▸ **Do this**: Scan the lines below; pull out those with "name".

▸ **Records provided**:
──────────

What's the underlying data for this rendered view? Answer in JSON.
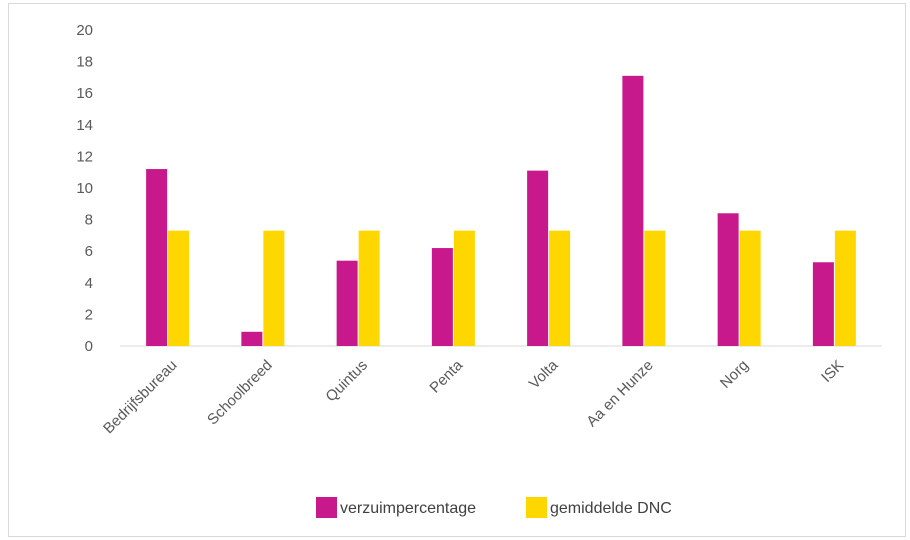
{
  "chart_data": {
    "type": "bar",
    "categories": [
      "Bedrijfsbureau",
      "Schoolbreed",
      "Quintus",
      "Penta",
      "Volta",
      "Aa en Hunze",
      "Norg",
      "ISK"
    ],
    "series": [
      {
        "name": "verzuimpercentage",
        "color": "#c8198c",
        "values": [
          11.2,
          0.9,
          5.4,
          6.2,
          11.1,
          17.1,
          8.4,
          5.3
        ]
      },
      {
        "name": "gemiddelde DNC",
        "color": "#ffd700",
        "values": [
          7.3,
          7.3,
          7.3,
          7.3,
          7.3,
          7.3,
          7.3,
          7.3
        ]
      }
    ],
    "yticks": [
      "0",
      "2",
      "4",
      "6",
      "8",
      "10",
      "12",
      "14",
      "16",
      "18",
      "20"
    ],
    "ylim": [
      0,
      20
    ],
    "grid": false,
    "legend": "bottom"
  }
}
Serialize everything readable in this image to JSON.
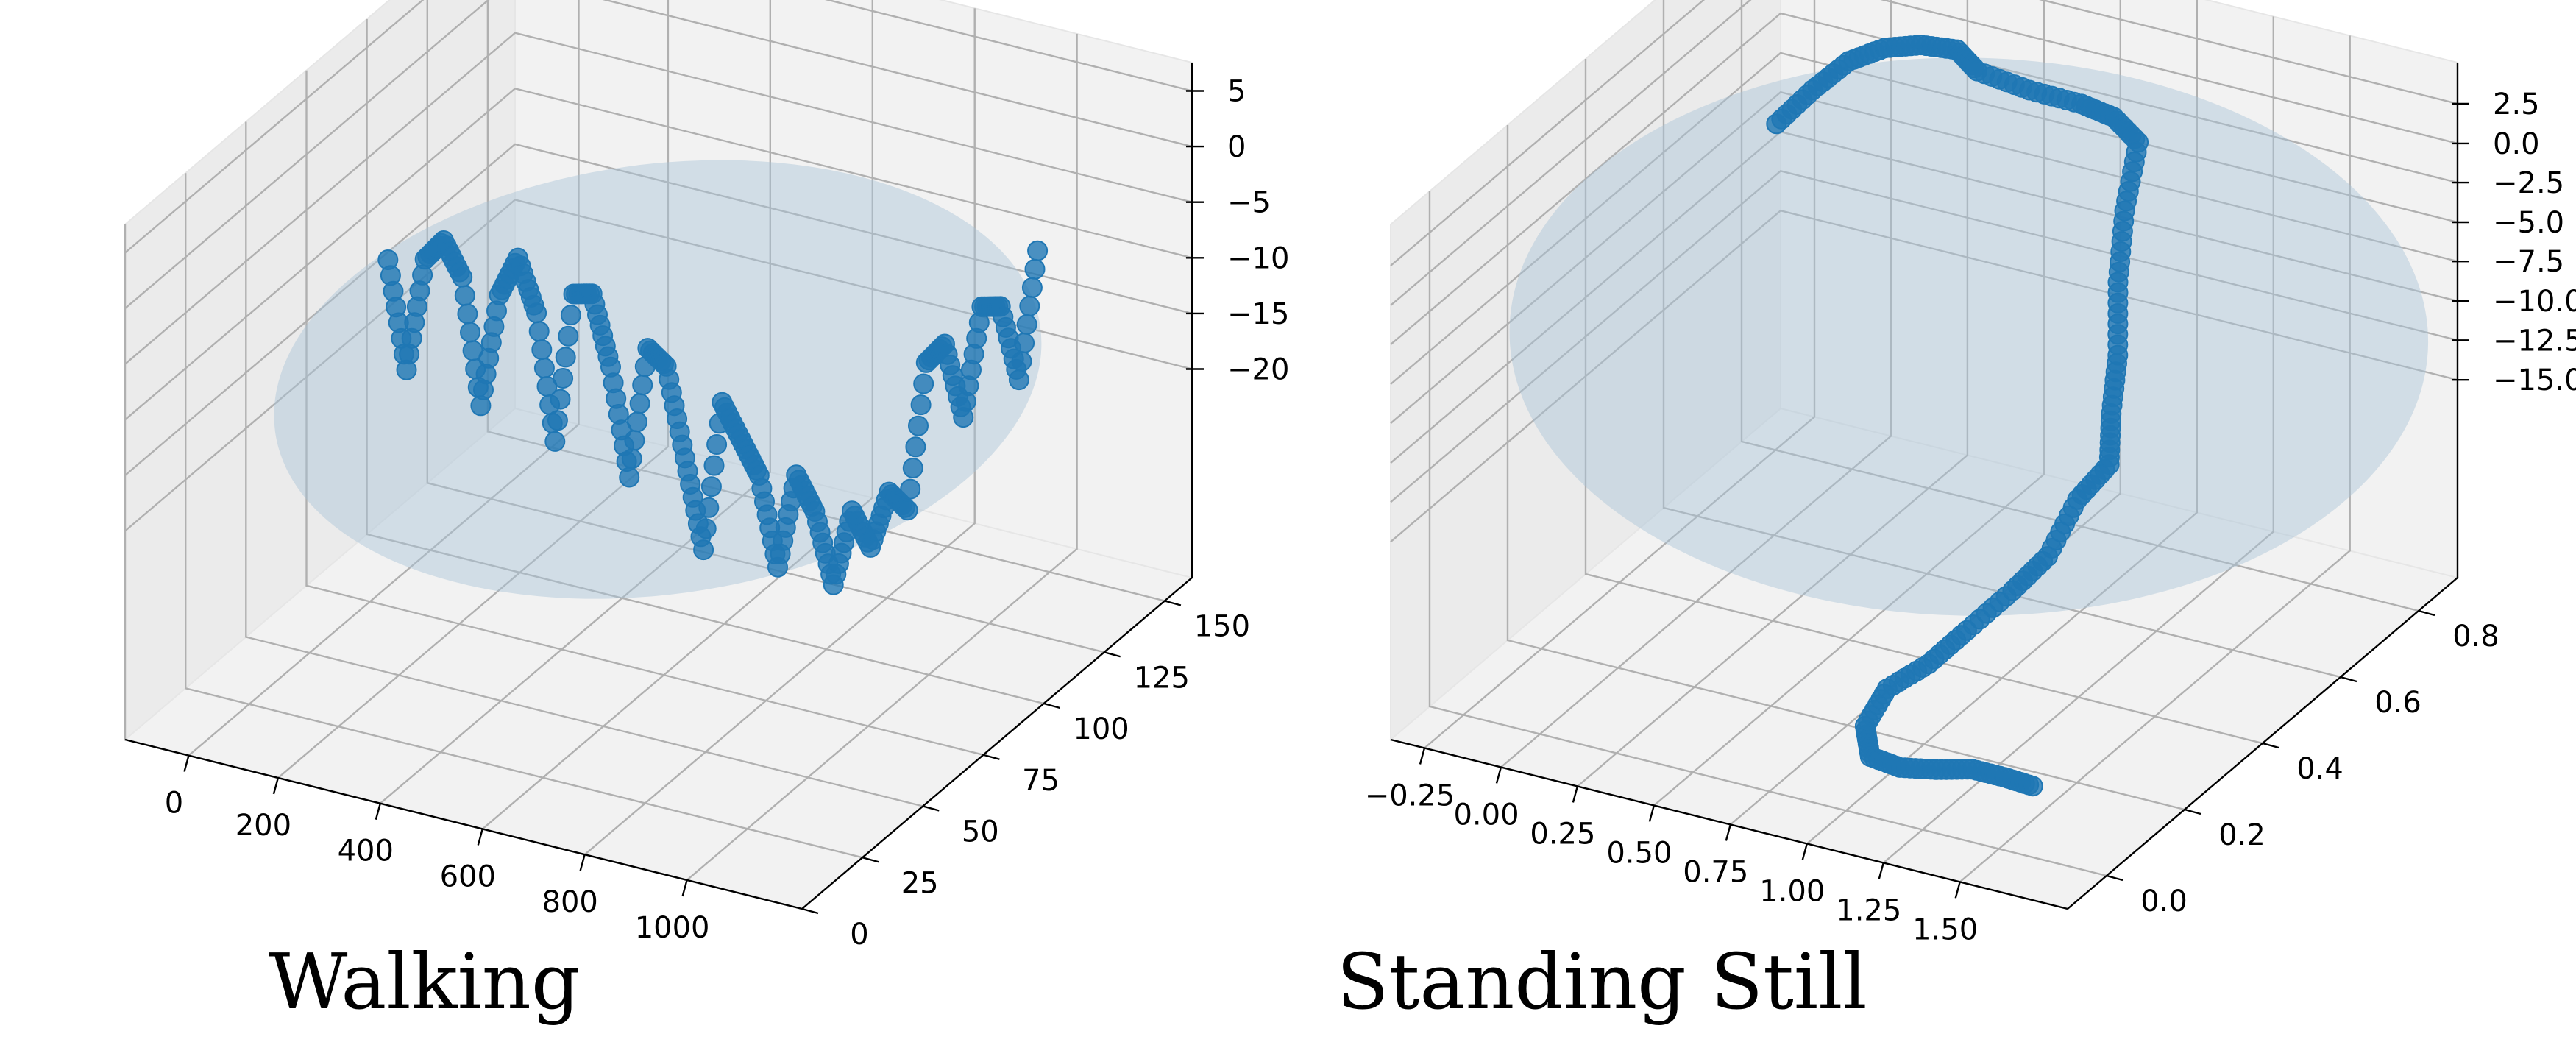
{
  "chart_data": [
    {
      "type": "scatter3d",
      "caption": "Walking",
      "x_ticks": [
        "0",
        "200",
        "400",
        "600",
        "800",
        "1000"
      ],
      "y_ticks": [
        "0",
        "25",
        "50",
        "75",
        "100",
        "125",
        "150"
      ],
      "z_ticks": [
        "5",
        "0",
        "−5",
        "−10",
        "−15",
        "−20"
      ],
      "xlim": [
        -100,
        1100
      ],
      "ylim": [
        -10,
        165
      ],
      "zlim": [
        -22,
        6
      ],
      "grid": true,
      "marker_color": "#1f77b4",
      "ellipsoid_color": "#a9c3d8",
      "points": [
        [
          50,
          70,
          -3
        ],
        [
          75,
          72,
          -9
        ],
        [
          100,
          74,
          -3
        ],
        [
          125,
          76,
          -2
        ],
        [
          150,
          78,
          -4
        ],
        [
          175,
          80,
          -11
        ],
        [
          200,
          82,
          -5
        ],
        [
          225,
          84,
          -3
        ],
        [
          250,
          86,
          -6
        ],
        [
          275,
          88,
          -13
        ],
        [
          300,
          90,
          -5
        ],
        [
          325,
          92,
          -5
        ],
        [
          350,
          94,
          -9
        ],
        [
          375,
          96,
          -15
        ],
        [
          400,
          98,
          -8
        ],
        [
          425,
          100,
          -9
        ],
        [
          450,
          102,
          -14
        ],
        [
          475,
          104,
          -19
        ],
        [
          500,
          106,
          -11
        ],
        [
          525,
          108,
          -13
        ],
        [
          550,
          110,
          -15
        ],
        [
          575,
          112,
          -20
        ],
        [
          600,
          114,
          -15
        ],
        [
          625,
          116,
          -17
        ],
        [
          650,
          118,
          -21
        ],
        [
          675,
          120,
          -17
        ],
        [
          700,
          122,
          -19
        ],
        [
          725,
          124,
          -16
        ],
        [
          750,
          126,
          -17
        ],
        [
          775,
          128,
          -9
        ],
        [
          800,
          130,
          -8
        ],
        [
          825,
          132,
          -12
        ],
        [
          850,
          134,
          -6
        ],
        [
          875,
          136,
          -6
        ],
        [
          900,
          138,
          -10
        ],
        [
          925,
          140,
          -3
        ]
      ]
    },
    {
      "type": "scatter3d",
      "caption": "Standing Still",
      "x_ticks": [
        "−0.25",
        "0.00",
        "0.25",
        "0.50",
        "0.75",
        "1.00",
        "1.25",
        "1.50"
      ],
      "y_ticks": [
        "0.0",
        "0.2",
        "0.4",
        "0.6",
        "0.8"
      ],
      "z_ticks": [
        "2.5",
        "0.0",
        "−2.5",
        "−5.0",
        "−7.5",
        "−10.0",
        "−12.5",
        "−15.0"
      ],
      "xlim": [
        -0.35,
        1.75
      ],
      "ylim": [
        -0.1,
        0.9
      ],
      "zlim": [
        -16,
        4
      ],
      "grid": true,
      "marker_color": "#1f77b4",
      "ellipsoid_color": "#a9c3d8",
      "points": [
        [
          0.0,
          0.6,
          0.0
        ],
        [
          0.1,
          0.61,
          1.5
        ],
        [
          0.2,
          0.62,
          2.8
        ],
        [
          0.3,
          0.63,
          3.5
        ],
        [
          0.4,
          0.64,
          3.8
        ],
        [
          0.5,
          0.65,
          3.8
        ],
        [
          0.55,
          0.66,
          3.0
        ],
        [
          0.7,
          0.67,
          2.6
        ],
        [
          0.85,
          0.68,
          2.4
        ],
        [
          0.95,
          0.68,
          2.2
        ],
        [
          1.05,
          0.66,
          1.8
        ],
        [
          1.08,
          0.6,
          0.0
        ],
        [
          1.12,
          0.55,
          -2.0
        ],
        [
          1.18,
          0.5,
          -4.0
        ],
        [
          1.22,
          0.45,
          -5.5
        ],
        [
          1.25,
          0.42,
          -7.0
        ],
        [
          1.2,
          0.38,
          -8.0
        ],
        [
          1.18,
          0.32,
          -9.5
        ],
        [
          1.12,
          0.28,
          -10.5
        ],
        [
          1.05,
          0.22,
          -11.5
        ],
        [
          0.98,
          0.18,
          -12.5
        ],
        [
          0.9,
          0.14,
          -13.2
        ],
        [
          0.88,
          0.1,
          -14.2
        ],
        [
          0.92,
          0.08,
          -15.0
        ],
        [
          1.0,
          0.09,
          -15.3
        ],
        [
          1.1,
          0.1,
          -15.2
        ],
        [
          1.2,
          0.11,
          -15.0
        ],
        [
          1.3,
          0.11,
          -15.0
        ],
        [
          1.4,
          0.1,
          -14.9
        ]
      ]
    }
  ]
}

──────────

▸ **Response below**:
        "name": "verzuimpercentage",
        "name": "gemiddelde DNC",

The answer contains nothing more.